[Element box records]

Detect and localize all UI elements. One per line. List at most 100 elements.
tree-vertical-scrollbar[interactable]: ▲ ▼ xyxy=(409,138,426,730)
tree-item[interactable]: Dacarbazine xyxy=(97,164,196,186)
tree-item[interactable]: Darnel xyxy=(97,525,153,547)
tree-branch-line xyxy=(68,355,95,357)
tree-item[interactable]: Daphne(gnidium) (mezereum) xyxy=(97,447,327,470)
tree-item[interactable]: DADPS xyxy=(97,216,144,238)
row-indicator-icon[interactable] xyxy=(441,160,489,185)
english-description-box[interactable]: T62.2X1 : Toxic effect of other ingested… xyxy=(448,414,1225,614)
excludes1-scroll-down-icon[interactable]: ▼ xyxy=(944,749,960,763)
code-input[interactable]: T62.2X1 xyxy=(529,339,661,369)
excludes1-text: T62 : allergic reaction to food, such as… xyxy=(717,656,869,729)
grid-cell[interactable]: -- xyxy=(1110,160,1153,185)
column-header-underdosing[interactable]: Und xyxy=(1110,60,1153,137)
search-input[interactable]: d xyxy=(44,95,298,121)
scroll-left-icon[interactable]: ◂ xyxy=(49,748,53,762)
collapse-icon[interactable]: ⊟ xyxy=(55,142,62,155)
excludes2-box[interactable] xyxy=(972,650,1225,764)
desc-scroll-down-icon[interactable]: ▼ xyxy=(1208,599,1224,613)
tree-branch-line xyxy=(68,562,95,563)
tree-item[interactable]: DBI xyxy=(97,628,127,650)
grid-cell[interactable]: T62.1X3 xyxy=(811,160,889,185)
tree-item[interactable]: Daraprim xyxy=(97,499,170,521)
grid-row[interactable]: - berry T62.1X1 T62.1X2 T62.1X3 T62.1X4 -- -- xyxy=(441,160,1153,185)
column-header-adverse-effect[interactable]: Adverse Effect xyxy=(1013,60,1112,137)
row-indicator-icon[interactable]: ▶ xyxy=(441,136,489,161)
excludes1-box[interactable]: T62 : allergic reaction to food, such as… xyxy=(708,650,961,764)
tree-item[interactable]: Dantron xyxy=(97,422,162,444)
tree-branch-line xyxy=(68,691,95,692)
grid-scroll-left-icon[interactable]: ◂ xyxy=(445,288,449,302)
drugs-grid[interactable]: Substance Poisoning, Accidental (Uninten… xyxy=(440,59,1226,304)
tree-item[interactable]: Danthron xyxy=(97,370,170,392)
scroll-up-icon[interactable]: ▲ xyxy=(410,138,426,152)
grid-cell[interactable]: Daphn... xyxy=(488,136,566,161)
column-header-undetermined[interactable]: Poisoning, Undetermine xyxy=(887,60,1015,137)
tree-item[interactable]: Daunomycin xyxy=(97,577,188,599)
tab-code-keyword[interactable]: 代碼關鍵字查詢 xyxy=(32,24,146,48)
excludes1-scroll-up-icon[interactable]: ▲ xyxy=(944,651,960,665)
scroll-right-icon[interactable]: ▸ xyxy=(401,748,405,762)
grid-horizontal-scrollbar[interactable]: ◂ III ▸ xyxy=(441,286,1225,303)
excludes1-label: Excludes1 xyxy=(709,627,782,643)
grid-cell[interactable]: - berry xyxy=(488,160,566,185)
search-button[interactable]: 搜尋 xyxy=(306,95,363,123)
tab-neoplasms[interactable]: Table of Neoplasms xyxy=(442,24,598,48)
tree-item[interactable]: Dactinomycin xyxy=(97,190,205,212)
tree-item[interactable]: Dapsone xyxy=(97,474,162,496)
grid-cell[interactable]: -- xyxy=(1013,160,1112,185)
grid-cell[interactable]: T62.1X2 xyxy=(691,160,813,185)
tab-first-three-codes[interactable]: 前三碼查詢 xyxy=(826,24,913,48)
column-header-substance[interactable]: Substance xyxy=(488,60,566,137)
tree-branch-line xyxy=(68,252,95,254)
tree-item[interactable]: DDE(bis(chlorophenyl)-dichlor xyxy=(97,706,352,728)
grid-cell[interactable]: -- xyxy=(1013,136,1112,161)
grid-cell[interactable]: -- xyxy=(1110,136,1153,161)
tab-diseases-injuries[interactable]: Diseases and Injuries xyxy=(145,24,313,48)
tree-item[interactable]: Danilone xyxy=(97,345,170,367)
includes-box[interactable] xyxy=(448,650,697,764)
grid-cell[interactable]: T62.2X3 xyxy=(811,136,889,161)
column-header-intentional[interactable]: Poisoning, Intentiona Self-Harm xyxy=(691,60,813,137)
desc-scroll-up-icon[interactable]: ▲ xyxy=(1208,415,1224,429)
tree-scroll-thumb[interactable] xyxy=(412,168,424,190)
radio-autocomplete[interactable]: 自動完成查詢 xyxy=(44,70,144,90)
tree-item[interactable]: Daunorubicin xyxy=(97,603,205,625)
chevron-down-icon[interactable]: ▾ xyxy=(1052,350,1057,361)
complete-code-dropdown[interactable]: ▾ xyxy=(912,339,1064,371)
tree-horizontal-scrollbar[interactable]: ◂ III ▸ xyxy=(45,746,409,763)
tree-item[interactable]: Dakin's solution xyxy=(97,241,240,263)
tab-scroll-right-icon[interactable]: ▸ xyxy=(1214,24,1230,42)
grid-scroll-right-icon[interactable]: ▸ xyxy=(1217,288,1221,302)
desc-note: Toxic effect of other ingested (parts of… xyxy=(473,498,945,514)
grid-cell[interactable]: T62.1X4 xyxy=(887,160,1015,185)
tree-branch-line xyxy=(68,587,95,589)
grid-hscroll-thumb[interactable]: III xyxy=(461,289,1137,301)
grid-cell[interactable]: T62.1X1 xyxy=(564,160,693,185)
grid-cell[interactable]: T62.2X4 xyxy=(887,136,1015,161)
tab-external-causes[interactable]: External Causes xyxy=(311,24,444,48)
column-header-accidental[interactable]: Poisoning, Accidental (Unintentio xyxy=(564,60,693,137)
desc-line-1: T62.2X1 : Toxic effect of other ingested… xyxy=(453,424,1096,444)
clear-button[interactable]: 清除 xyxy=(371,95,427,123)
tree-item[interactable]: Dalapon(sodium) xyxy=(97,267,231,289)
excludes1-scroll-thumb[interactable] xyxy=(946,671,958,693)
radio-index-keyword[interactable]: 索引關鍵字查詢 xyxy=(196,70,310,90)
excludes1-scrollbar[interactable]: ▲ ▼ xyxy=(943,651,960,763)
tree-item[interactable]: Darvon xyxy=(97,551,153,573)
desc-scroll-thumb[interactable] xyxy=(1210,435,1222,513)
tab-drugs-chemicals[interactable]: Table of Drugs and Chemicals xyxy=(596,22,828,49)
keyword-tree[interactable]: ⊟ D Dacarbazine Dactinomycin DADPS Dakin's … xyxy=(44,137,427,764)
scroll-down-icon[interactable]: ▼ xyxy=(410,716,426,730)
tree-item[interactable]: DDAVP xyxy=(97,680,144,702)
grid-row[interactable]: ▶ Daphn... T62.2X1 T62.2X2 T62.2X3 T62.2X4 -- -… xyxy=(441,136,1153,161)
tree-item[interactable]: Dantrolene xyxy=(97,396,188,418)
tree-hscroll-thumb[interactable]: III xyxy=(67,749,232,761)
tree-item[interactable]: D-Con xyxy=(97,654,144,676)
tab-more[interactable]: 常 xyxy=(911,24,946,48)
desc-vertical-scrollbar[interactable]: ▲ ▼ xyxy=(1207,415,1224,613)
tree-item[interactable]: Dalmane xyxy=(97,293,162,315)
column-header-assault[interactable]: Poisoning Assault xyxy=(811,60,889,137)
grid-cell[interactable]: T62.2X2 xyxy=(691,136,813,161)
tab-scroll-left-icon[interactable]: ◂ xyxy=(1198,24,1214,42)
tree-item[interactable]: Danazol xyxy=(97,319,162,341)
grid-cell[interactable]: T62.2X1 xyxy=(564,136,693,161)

Set problem » Which lines in the items contain the string "Substance"? Show each of them in full.

Written answer »
drugs-grid[interactable]: Substance Poisoning, Accidental (Uninten… xyxy=(440,59,1226,304)
column-header-substance[interactable]: Substance xyxy=(488,60,566,137)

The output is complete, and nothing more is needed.